[Page excerpt — start]
The Michigan Lobe of the continental glacier had been growing and receding since 70,000 BCE. The glacier had been static along the Valparaiso Moraine for many years before it again began to recede northward. Around 12,000 BCE the glacier began receding north of the Valparaiso Moraine. The melt waters began to form a lake between the southern front of the glacier and the moraine, which acted as a dam. The water collected until it found a low spot in the moraine, near modern Palos Hills, Illinois. Here, it topped the moraine and began cutting an outlet. At around 640 ft above sea level, it stopped cutting downward and a stable lake formed.

==Distribution==
The Glenwood beach is the highest of the Lake Chicago beaches. In the Wisconsin it lies close to the shore of Lake Michigan. To the north, it has been destroyed by Lakes Nipissing and Algonquin and modern Lake Michigan. Southward into Illinois the remnants are broken, until the area of Winnetka. From here south, the beach is further inland a nearly continuous around the city of Chicago into Indiana. It is continuous through Chesterton and then north into Michigan, where it follows the west edge of Covert Ridge into Holland. The ridge is part of the Lake Border Moraine. The beach reaches back more than 2 mi from the modern shoreline while in other places, the modern lake as eroded the old beach shore. North of Holland it passes through the Grand and Muskegon valleys and can be from 6 mi to 20 mi from the lake. When the beach reaches10 mi north of the Muskegon River it returns to the shore of Lake Michigan.
[Page excerpt — finish]
**Problem:**
Please list every lake the glacial lake text above mentions by name.
[Excerpted data — start]
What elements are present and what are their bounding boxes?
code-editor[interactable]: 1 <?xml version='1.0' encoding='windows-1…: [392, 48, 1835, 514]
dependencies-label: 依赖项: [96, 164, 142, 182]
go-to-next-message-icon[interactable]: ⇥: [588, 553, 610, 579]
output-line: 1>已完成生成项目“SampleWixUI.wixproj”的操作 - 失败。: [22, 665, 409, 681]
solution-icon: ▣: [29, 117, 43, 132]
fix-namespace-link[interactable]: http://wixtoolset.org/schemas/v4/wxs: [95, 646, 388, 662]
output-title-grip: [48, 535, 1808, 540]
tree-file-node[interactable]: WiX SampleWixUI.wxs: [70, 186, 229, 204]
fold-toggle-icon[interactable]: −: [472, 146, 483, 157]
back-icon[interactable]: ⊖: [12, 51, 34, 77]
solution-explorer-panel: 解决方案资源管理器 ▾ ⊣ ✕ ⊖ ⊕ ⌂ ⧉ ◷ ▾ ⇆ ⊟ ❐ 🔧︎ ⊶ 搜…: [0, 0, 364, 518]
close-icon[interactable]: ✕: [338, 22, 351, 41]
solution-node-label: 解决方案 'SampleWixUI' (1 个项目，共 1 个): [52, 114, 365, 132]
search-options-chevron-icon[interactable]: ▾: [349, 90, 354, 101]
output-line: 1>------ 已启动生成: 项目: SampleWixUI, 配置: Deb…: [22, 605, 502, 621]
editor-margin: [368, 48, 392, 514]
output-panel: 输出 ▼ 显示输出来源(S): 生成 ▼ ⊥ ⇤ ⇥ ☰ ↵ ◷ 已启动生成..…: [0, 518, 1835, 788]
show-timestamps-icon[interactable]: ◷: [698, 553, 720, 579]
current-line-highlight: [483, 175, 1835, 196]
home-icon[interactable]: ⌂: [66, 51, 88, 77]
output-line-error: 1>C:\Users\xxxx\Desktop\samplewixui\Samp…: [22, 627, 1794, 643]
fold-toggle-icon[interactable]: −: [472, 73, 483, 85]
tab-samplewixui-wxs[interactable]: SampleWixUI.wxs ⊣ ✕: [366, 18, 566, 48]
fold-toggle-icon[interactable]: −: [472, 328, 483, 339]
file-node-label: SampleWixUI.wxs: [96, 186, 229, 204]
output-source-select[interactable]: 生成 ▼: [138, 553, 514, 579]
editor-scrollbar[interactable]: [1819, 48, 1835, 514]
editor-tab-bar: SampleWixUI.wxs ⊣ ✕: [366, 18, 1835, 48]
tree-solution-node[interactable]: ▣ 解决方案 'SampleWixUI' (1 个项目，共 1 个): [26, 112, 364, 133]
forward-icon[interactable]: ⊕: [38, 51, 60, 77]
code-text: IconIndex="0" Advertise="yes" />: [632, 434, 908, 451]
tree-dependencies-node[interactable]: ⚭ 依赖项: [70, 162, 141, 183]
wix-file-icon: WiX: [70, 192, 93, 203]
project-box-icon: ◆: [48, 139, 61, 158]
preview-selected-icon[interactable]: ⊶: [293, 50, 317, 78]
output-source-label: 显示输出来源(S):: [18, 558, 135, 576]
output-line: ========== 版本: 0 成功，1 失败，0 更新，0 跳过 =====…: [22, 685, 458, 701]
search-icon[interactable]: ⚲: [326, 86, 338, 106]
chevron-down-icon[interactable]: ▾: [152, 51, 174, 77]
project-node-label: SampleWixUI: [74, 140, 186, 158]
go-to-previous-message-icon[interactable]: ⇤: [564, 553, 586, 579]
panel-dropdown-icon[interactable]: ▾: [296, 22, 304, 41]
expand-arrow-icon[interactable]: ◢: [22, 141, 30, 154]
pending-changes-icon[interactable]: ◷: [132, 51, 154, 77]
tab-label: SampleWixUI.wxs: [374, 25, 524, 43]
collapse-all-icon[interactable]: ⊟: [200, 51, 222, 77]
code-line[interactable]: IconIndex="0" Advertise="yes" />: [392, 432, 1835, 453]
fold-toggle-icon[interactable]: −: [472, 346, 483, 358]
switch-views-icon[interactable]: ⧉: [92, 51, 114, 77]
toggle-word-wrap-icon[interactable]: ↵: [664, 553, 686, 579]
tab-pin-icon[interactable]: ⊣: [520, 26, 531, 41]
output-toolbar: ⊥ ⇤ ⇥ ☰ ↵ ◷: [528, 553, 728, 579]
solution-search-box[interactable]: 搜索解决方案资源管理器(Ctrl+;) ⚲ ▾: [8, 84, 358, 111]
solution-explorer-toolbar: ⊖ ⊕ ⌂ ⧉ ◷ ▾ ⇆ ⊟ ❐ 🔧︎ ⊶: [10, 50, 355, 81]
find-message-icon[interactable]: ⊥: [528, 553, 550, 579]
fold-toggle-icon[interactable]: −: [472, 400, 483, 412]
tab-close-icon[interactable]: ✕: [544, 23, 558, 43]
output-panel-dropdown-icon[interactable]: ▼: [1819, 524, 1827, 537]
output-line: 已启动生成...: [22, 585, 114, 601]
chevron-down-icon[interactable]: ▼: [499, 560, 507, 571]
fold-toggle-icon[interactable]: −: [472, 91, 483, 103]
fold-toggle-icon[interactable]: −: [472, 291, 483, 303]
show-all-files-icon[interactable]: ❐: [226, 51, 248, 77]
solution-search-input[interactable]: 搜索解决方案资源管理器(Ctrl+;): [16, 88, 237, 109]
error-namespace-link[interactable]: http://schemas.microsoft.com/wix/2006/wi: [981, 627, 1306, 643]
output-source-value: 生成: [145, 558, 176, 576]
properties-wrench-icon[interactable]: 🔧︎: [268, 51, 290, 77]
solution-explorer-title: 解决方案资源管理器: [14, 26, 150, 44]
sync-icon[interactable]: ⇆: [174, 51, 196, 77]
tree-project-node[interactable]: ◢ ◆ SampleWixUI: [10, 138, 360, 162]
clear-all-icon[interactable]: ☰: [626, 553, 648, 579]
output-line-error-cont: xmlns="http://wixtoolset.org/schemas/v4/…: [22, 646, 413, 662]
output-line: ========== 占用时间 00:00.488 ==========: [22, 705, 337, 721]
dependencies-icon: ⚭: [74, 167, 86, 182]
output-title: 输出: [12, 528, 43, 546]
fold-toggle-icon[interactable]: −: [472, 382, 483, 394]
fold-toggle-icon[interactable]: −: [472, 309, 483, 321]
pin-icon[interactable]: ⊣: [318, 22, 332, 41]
[Excerpted data — finish]
**Your solution:**
Lake Chicago
Lake Michigan
Lake Nipissing
Lake Algonquin